▶ What you will do: Work out how many lines have "reserved" in them. Give only that number.

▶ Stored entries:
------

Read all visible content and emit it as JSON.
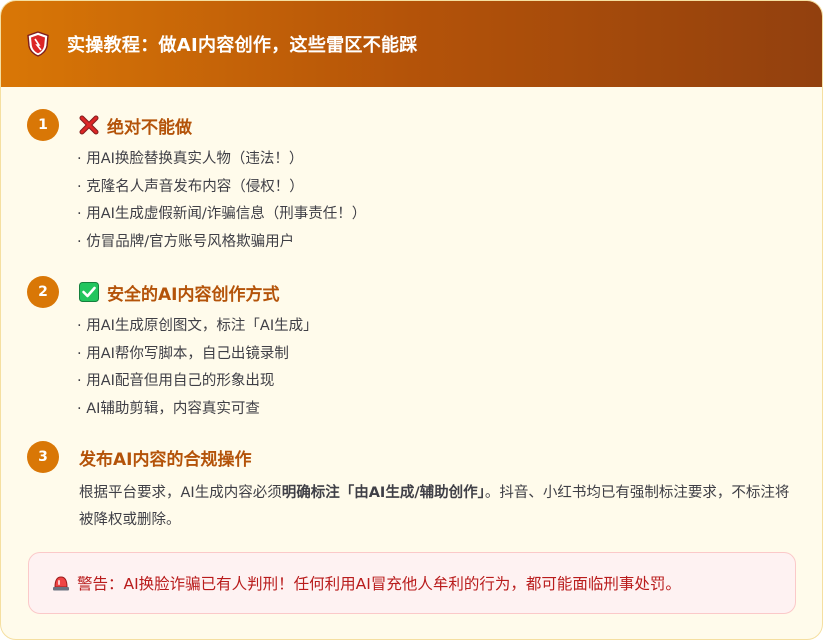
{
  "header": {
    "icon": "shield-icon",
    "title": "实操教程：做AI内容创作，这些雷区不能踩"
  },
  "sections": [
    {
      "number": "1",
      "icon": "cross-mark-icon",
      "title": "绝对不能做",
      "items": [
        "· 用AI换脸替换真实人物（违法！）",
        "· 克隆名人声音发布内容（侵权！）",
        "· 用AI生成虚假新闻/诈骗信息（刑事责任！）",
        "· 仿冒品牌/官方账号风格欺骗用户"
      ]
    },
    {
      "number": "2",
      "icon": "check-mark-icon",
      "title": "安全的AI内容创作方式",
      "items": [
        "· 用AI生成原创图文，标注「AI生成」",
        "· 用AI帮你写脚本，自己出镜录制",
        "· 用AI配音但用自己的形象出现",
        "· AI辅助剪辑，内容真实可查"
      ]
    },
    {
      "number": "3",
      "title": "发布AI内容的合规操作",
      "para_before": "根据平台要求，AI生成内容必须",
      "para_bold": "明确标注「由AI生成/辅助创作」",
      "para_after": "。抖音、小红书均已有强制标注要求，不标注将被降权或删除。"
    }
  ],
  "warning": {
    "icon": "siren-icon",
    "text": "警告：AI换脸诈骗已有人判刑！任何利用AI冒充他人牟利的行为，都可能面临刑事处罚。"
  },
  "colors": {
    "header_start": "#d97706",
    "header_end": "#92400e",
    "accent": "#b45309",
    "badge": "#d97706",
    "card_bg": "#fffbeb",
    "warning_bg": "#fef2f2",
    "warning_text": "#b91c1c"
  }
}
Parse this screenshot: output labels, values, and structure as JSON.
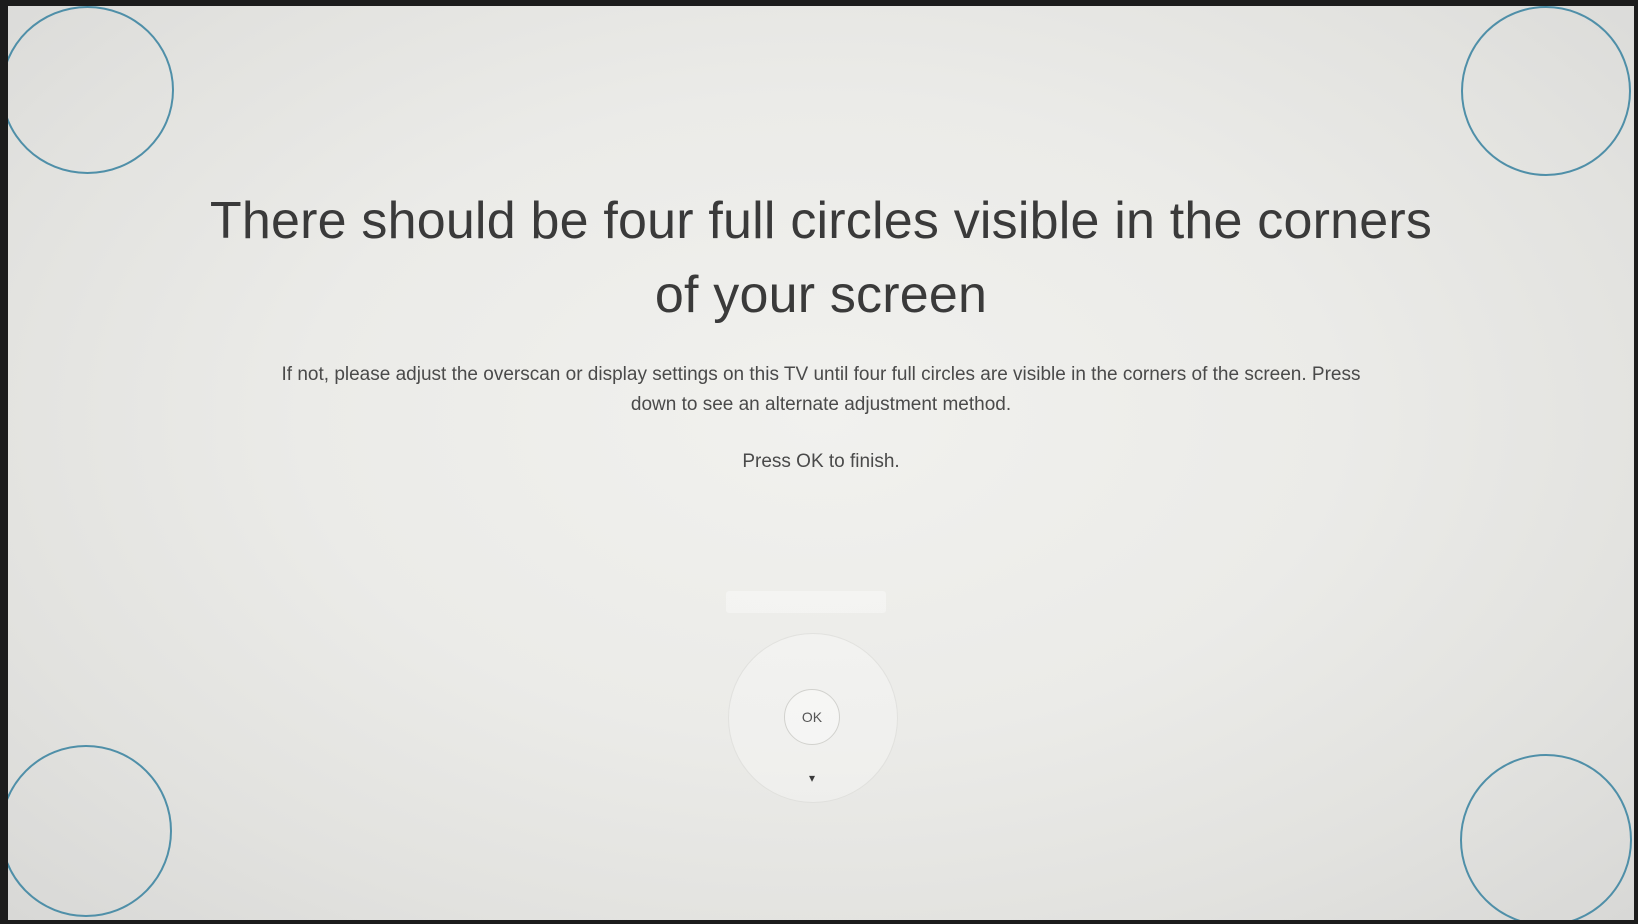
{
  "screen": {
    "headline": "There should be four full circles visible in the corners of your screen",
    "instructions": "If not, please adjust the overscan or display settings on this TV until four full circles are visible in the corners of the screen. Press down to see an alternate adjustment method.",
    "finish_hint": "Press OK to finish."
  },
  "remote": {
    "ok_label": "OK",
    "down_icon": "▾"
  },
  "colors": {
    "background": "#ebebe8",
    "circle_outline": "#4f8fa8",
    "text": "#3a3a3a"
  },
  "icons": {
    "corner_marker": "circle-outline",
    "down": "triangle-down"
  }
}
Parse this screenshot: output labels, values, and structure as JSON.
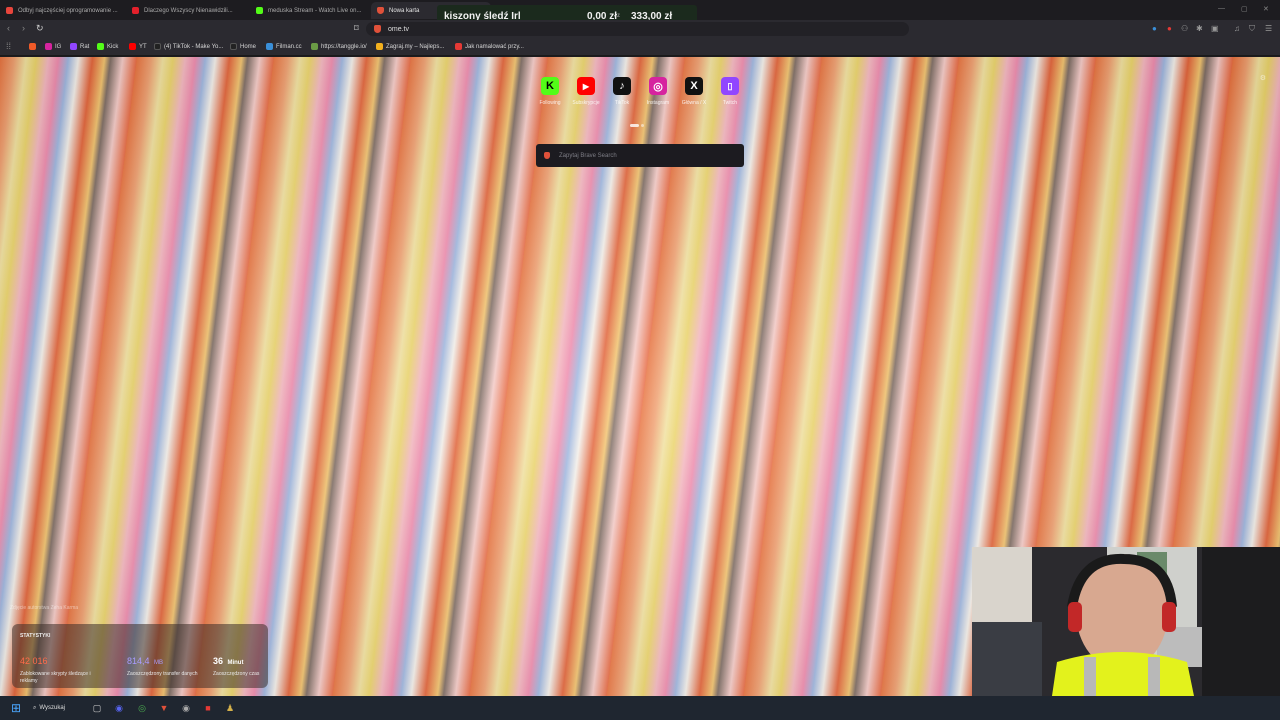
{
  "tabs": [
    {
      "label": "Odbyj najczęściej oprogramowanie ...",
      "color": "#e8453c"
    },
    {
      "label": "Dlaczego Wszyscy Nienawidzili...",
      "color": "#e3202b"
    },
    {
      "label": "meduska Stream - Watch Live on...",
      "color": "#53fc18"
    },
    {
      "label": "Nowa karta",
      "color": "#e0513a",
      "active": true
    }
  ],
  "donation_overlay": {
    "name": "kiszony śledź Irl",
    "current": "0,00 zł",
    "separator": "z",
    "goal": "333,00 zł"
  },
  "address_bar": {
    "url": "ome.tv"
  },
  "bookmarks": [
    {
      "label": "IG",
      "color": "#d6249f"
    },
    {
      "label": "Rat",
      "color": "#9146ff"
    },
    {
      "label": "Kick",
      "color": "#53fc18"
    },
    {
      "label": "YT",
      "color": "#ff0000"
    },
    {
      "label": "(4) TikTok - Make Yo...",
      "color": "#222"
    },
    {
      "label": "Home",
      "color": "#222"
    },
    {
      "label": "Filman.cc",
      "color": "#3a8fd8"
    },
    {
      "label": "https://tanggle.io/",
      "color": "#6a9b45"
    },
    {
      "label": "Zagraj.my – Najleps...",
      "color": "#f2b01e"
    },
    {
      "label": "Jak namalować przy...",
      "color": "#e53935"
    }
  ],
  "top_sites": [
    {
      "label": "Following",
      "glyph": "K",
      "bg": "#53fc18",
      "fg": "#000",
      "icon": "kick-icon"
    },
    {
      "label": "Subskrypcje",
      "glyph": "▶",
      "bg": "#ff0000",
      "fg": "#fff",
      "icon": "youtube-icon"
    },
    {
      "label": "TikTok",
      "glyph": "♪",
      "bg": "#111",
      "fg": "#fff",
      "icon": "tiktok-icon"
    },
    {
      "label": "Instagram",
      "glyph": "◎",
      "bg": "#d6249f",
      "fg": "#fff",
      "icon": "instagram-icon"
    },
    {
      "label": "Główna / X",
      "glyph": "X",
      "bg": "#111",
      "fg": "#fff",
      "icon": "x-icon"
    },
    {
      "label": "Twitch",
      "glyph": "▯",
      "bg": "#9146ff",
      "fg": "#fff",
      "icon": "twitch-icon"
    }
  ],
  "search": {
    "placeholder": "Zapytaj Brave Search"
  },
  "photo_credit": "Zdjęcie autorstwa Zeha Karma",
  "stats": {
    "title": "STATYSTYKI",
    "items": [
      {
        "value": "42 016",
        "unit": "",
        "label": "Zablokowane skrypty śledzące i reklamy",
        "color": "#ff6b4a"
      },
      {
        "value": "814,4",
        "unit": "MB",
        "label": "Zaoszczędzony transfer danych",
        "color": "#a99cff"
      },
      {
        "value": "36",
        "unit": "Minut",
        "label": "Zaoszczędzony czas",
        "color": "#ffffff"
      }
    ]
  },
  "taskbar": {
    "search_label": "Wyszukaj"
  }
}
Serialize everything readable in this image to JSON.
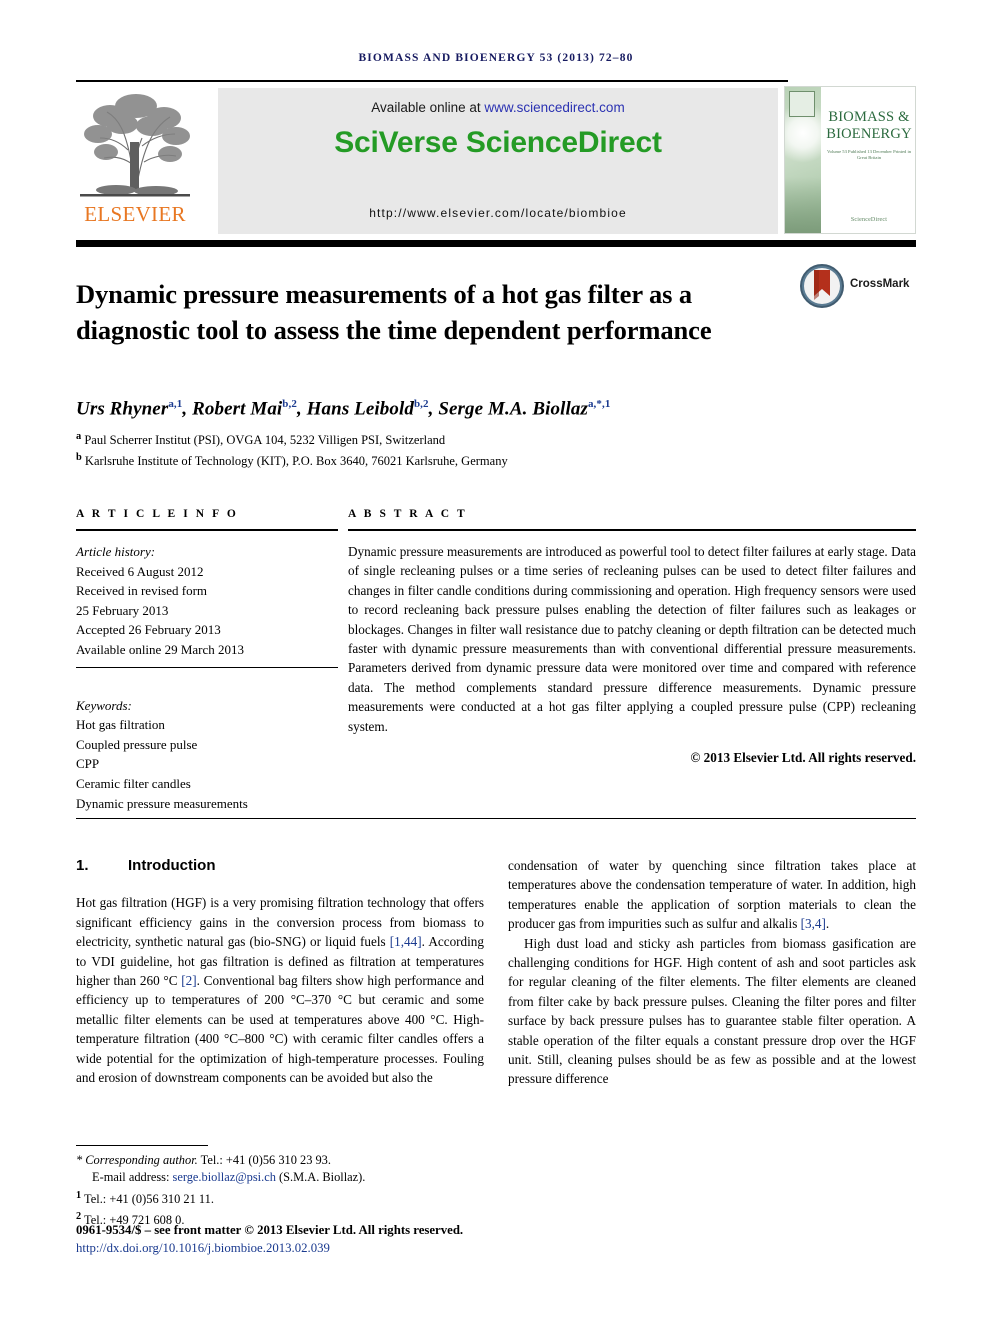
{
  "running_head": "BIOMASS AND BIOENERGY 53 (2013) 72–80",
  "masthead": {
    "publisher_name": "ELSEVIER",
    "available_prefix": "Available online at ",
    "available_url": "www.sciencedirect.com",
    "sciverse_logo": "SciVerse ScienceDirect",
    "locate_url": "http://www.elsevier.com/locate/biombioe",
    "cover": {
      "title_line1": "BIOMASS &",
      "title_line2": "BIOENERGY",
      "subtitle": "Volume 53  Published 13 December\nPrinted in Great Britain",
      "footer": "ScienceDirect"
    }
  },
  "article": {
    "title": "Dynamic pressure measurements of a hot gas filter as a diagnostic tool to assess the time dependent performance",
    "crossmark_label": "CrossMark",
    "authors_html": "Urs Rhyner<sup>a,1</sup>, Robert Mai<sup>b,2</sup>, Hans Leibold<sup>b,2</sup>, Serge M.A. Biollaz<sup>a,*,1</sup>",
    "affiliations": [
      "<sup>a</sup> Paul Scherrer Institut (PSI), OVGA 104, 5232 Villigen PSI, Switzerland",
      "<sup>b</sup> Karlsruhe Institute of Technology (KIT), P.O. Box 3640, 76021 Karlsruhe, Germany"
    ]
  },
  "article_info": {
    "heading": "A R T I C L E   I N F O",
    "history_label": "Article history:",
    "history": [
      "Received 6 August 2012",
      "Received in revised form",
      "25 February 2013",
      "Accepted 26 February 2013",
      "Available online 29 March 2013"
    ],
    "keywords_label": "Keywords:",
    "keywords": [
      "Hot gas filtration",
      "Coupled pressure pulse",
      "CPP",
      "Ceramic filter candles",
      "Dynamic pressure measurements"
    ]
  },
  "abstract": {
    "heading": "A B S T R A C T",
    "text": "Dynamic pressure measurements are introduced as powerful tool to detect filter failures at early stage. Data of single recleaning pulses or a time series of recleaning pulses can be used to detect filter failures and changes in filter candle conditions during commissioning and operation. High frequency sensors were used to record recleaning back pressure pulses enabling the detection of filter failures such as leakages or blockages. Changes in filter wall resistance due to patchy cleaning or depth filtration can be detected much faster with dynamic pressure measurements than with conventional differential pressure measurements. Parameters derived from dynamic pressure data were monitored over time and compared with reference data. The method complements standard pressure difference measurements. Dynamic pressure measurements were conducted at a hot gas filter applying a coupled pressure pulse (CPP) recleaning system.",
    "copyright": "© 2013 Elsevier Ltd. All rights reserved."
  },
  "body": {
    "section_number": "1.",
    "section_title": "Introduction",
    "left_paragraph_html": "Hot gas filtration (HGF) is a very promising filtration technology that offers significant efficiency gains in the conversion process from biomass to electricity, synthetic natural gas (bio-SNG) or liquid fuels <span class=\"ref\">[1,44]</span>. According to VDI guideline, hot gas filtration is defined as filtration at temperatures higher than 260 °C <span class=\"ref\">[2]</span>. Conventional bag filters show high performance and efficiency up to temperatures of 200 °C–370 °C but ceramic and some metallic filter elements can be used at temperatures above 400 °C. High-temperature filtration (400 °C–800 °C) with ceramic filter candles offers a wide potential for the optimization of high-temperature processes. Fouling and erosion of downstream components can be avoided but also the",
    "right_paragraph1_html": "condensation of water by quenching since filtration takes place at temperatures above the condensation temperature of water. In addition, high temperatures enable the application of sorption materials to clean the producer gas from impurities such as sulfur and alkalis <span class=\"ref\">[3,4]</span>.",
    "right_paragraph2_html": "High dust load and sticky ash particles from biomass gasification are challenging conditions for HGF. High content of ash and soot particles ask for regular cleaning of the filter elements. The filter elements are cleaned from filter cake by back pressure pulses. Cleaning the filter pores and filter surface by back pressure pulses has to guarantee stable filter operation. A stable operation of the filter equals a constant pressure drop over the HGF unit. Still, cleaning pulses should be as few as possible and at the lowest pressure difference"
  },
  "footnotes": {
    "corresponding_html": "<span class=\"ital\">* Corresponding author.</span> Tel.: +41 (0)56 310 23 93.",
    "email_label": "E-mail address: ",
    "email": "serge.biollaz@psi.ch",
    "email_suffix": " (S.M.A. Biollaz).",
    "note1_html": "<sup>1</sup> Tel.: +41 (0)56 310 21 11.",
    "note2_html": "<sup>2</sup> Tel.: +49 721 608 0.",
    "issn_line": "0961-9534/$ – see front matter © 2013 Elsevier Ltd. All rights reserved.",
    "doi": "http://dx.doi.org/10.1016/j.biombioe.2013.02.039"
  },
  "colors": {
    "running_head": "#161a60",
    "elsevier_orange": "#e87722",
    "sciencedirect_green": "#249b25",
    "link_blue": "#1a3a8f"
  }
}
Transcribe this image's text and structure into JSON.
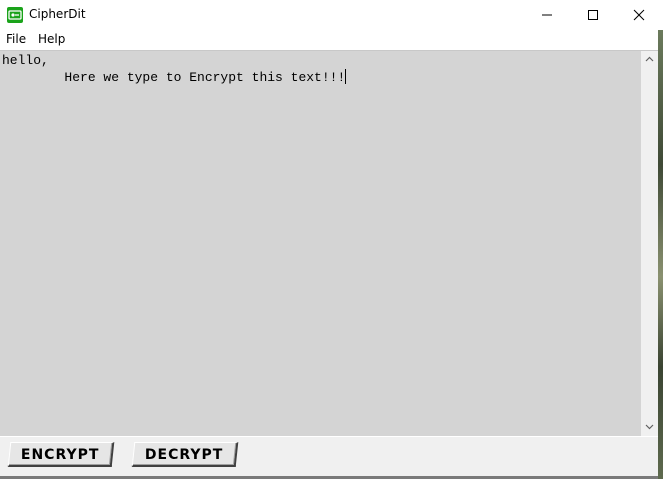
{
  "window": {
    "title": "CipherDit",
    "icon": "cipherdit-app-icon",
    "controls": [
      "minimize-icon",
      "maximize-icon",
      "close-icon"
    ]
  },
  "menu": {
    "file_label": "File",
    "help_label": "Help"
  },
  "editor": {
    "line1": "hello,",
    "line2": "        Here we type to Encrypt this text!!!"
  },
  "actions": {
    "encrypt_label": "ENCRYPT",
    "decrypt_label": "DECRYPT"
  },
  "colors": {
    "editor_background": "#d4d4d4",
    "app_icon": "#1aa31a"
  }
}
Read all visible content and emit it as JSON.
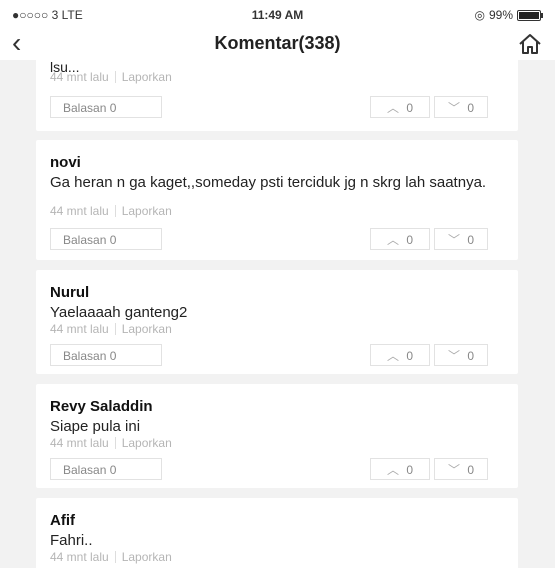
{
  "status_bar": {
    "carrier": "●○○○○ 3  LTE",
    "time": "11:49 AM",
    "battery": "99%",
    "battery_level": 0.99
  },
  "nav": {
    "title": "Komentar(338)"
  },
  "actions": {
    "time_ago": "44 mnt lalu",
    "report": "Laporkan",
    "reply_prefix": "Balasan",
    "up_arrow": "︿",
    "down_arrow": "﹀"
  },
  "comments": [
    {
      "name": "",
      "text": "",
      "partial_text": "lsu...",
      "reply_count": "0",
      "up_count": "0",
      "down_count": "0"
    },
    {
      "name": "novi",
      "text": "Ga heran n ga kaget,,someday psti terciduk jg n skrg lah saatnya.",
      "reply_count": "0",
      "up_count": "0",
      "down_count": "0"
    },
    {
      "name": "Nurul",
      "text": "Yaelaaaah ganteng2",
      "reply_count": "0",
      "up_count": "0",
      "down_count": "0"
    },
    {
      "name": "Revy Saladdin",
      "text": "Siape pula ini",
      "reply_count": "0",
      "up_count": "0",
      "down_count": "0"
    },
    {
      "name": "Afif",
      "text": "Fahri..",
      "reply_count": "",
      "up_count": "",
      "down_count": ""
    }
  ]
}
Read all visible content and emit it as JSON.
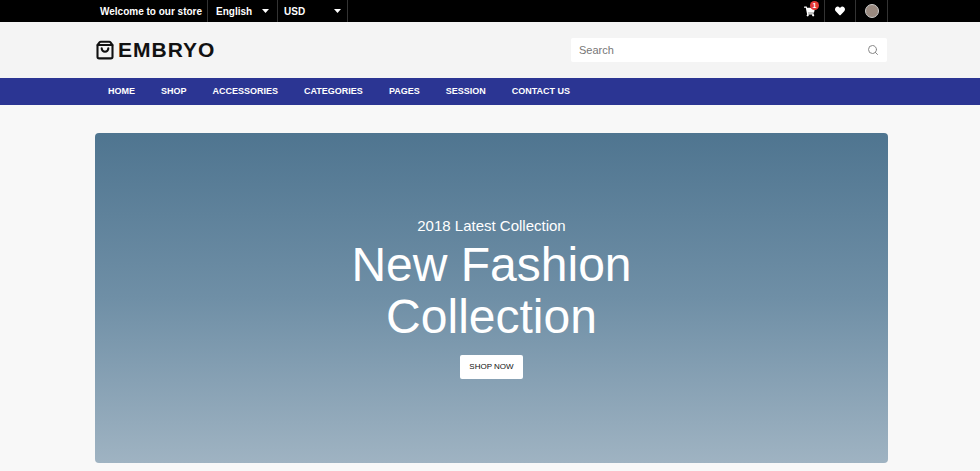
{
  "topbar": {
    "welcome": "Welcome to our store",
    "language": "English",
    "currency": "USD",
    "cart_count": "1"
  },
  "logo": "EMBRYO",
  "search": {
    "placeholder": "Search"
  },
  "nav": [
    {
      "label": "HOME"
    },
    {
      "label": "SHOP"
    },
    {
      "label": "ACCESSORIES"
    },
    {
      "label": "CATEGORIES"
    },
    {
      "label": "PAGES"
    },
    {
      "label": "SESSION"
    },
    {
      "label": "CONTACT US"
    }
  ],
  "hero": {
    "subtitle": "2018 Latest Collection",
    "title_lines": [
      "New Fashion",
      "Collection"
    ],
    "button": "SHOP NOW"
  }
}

------

▶ Worked answer: 2